TO DO:
When a line in the entries below contains the word "Institute", copy that line.

PROVIDED MATERIAL:

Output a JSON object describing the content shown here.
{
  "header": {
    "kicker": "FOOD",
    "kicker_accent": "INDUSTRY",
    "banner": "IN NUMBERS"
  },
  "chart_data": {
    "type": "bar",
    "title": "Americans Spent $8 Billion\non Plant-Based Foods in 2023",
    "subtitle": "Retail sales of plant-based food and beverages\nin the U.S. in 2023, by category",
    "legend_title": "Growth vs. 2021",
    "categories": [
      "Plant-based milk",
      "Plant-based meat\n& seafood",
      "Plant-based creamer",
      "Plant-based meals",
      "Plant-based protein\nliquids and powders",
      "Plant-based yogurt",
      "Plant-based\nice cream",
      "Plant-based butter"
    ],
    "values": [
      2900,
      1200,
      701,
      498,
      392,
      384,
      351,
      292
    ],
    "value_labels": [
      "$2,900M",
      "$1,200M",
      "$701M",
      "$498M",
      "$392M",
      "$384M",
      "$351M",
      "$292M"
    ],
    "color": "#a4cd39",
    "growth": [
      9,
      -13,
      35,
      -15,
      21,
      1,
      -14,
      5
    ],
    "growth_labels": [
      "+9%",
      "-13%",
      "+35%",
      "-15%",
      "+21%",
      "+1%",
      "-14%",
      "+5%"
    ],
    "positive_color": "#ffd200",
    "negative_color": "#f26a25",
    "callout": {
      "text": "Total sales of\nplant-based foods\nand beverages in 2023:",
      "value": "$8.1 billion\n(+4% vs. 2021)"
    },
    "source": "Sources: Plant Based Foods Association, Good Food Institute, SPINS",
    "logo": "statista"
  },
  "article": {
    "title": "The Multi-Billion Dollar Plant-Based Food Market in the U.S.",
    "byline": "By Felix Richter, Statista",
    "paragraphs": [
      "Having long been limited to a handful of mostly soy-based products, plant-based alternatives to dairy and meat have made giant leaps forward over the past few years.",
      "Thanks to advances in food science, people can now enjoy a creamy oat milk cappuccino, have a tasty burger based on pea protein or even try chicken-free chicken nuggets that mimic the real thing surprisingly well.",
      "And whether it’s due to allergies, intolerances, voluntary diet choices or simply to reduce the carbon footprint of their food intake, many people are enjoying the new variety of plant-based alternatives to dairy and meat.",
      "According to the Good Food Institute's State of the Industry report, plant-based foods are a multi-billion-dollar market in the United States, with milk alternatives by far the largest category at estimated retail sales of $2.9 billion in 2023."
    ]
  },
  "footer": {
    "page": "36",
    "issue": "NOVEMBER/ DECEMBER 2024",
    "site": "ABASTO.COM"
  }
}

EXERCISE SOLUTION:
    "source": "Sources: Plant Based Foods Association, Good Food Institute, SPINS",
      "According to the Good Food Institute's State of the Industry report, plant-based foods are a multi-billion-dollar market in the United States, with milk alternatives by far the largest category at estimated retail sales of $2.9 billion in 2023."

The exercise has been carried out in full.